▸ EXERCISE AIM
Leave the pictures out, and retype all of the material exactly as written.

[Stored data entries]
[start]

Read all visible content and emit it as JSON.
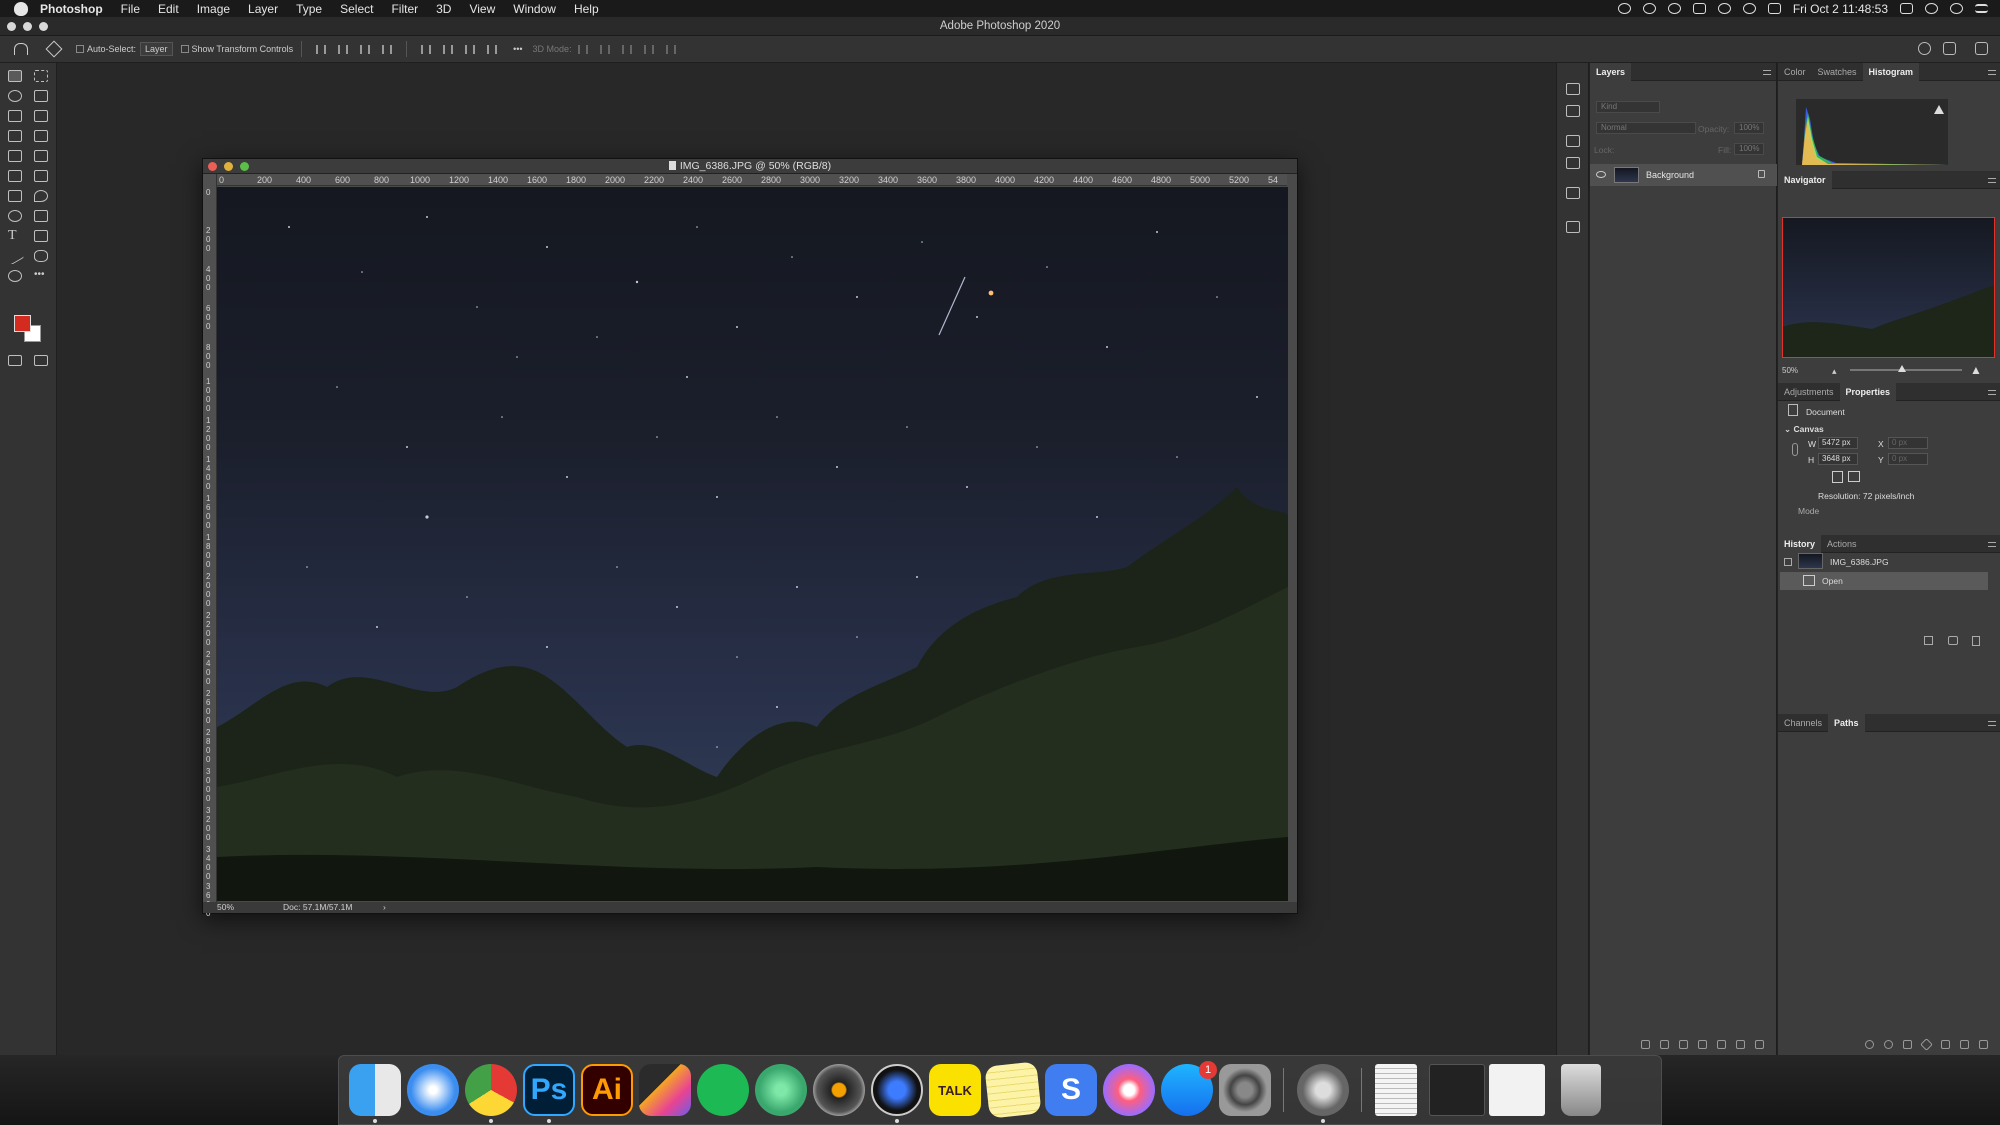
{
  "menubar": {
    "app": "Photoshop",
    "items": [
      "File",
      "Edit",
      "Image",
      "Layer",
      "Type",
      "Select",
      "Filter",
      "3D",
      "View",
      "Window",
      "Help"
    ],
    "clock": "Fri Oct 2  11:48:53"
  },
  "window": {
    "title": "Adobe Photoshop 2020"
  },
  "options": {
    "auto_select_label": "Auto-Select:",
    "auto_select_value": "Layer",
    "show_transform_label": "Show Transform Controls",
    "mode_3d_label": "3D Mode:"
  },
  "document": {
    "title": "IMG_6386.JPG @ 50% (RGB/8)",
    "ruler_h": [
      "0",
      "200",
      "400",
      "600",
      "800",
      "1000",
      "1200",
      "1400",
      "1600",
      "1800",
      "2000",
      "2200",
      "2400",
      "2600",
      "2800",
      "3000",
      "3200",
      "3400",
      "3600",
      "3800",
      "4000",
      "4200",
      "4400",
      "4600",
      "4800",
      "5000",
      "5200",
      "54"
    ],
    "ruler_v": [
      "0",
      "2 0 0",
      "4 0 0",
      "6 0 0",
      "8 0 0",
      "1 0 0 0",
      "1 2 0 0",
      "1 4 0 0",
      "1 6 0 0",
      "1 8 0 0",
      "2 0 0 0",
      "2 2 0 0",
      "2 4 0 0",
      "2 6 0 0",
      "2 8 0 0",
      "3 0 0 0",
      "3 2 0 0",
      "3 4 0 0",
      "3 6 0 0"
    ],
    "zoom": "50%",
    "doc_info": "Doc: 57.1M/57.1M",
    "arrow": "›"
  },
  "layers_panel": {
    "tab": "Layers",
    "filter_placeholder": "Kind",
    "blend_mode": "Normal",
    "opacity_label": "Opacity:",
    "opacity_value": "100%",
    "lock_label": "Lock:",
    "fill_label": "Fill:",
    "fill_value": "100%",
    "layer_name": "Background"
  },
  "top_right_tabs": [
    "Color",
    "Swatches",
    "Histogram"
  ],
  "navigator": {
    "tab": "Navigator",
    "zoom": "50%"
  },
  "props_tabs": [
    "Adjustments",
    "Properties"
  ],
  "properties": {
    "document_label": "Document",
    "canvas_label": "Canvas",
    "w_label": "W",
    "w_value": "5472 px",
    "h_label": "H",
    "h_value": "3648 px",
    "x_label": "X",
    "x_value": "0 px",
    "y_label": "Y",
    "y_value": "0 px",
    "resolution": "Resolution: 72 pixels/inch",
    "mode_label": "Mode"
  },
  "history_tabs": [
    "History",
    "Actions"
  ],
  "history": {
    "snapshot": "IMG_6386.JPG",
    "step": "Open"
  },
  "channels_tabs": [
    "Channels",
    "Paths"
  ],
  "dock": {
    "photoshop_label": "Ps",
    "illustrator_label": "Ai",
    "kakaotalk_label": "TALK",
    "skype_label": "S",
    "appstore_badge": "1"
  },
  "colors": {
    "foreground": "#d32b1f",
    "background": "#ffffff",
    "accent": "#e3322a"
  }
}
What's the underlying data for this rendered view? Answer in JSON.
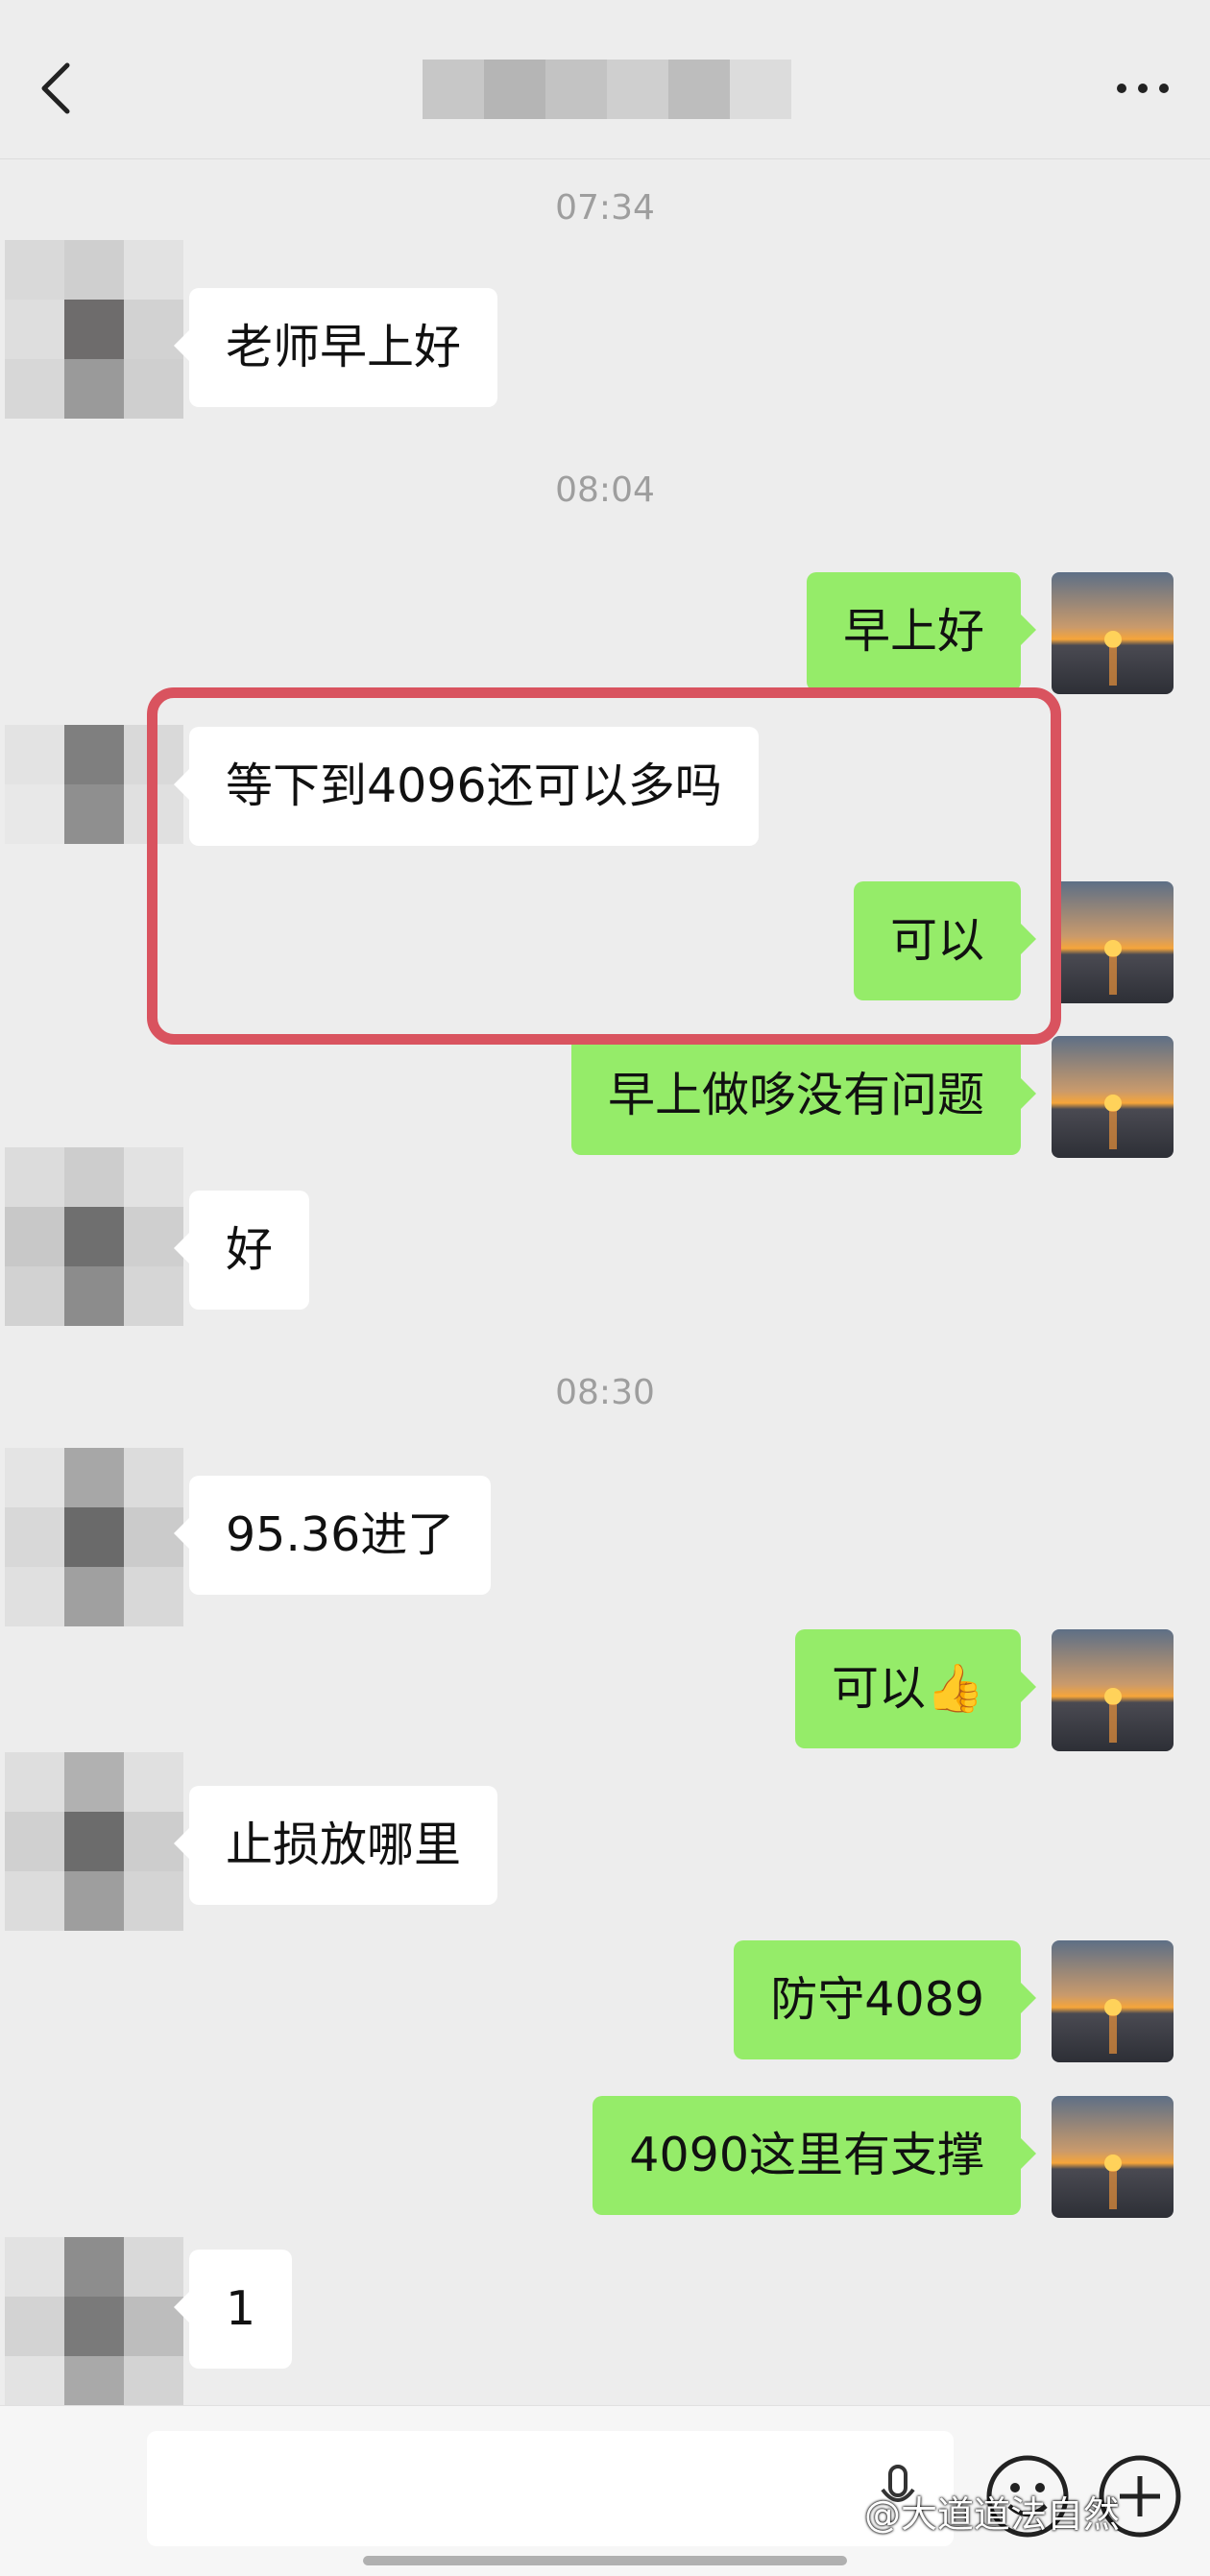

[end]

▸ SOLUTION
Read all visible content and emit it as JSON.
{
  "menubar": {
    "app": "Photoshop",
    "items": [
      "File",
      "Edit",
      "Image",
      "Layer",
      "Type",
      "Select",
      "Filter",
      "3D",
      "View",
      "Window",
      "Help"
    ],
    "clock": "Fri Oct 2  11:48:53"
  },
  "window": {
    "title": "Adobe Photoshop 2020"
  },
  "options": {
    "auto_select_label": "Auto-Select:",
    "auto_select_value": "Layer",
    "show_transform_label": "Show Transform Controls",
    "mode_3d_label": "3D Mode:"
  },
  "document": {
    "title": "IMG_6386.JPG @ 50% (RGB/8)",
    "ruler_h": [
      "0",
      "200",
      "400",
      "600",
      "800",
      "1000",
      "1200",
      "1400",
      "1600",
      "1800",
      "2000",
      "2200",
      "2400",
      "2600",
      "2800",
      "3000",
      "3200",
      "3400",
      "3600",
      "3800",
      "4000",
      "4200",
      "4400",
      "4600",
      "4800",
      "5000",
      "5200",
      "54"
    ],
    "ruler_v": [
      "0",
      "2 0 0",
      "4 0 0",
      "6 0 0",
      "8 0 0",
      "1 0 0 0",
      "1 2 0 0",
      "1 4 0 0",
      "1 6 0 0",
      "1 8 0 0",
      "2 0 0 0",
      "2 2 0 0",
      "2 4 0 0",
      "2 6 0 0",
      "2 8 0 0",
      "3 0 0 0",
      "3 2 0 0",
      "3 4 0 0",
      "3 6 0 0"
    ],
    "zoom": "50%",
    "doc_info": "Doc: 57.1M/57.1M",
    "arrow": "›"
  },
  "layers_panel": {
    "tab": "Layers",
    "filter_placeholder": "Kind",
    "blend_mode": "Normal",
    "opacity_label": "Opacity:",
    "opacity_value": "100%",
    "lock_label": "Lock:",
    "fill_label": "Fill:",
    "fill_value": "100%",
    "layer_name": "Background"
  },
  "top_right_tabs": [
    "Color",
    "Swatches",
    "Histogram"
  ],
  "navigator": {
    "tab": "Navigator",
    "zoom": "50%"
  },
  "props_tabs": [
    "Adjustments",
    "Properties"
  ],
  "properties": {
    "document_label": "Document",
    "canvas_label": "Canvas",
    "w_label": "W",
    "w_value": "5472 px",
    "h_label": "H",
    "h_value": "3648 px",
    "x_label": "X",
    "x_value": "0 px",
    "y_label": "Y",
    "y_value": "0 px",
    "resolution": "Resolution: 72 pixels/inch",
    "mode_label": "Mode"
  },
  "history_tabs": [
    "History",
    "Actions"
  ],
  "history": {
    "snapshot": "IMG_6386.JPG",
    "step": "Open"
  },
  "channels_tabs": [
    "Channels",
    "Paths"
  ],
  "dock": {
    "photoshop_label": "Ps",
    "illustrator_label": "Ai",
    "kakaotalk_label": "TALK",
    "skype_label": "S",
    "appstore_badge": "1"
  },
  "colors": {
    "foreground": "#d32b1f",
    "background": "#ffffff",
    "accent": "#e3322a"
  }
}
What's the underlying data for this rendered view? Answer in JSON.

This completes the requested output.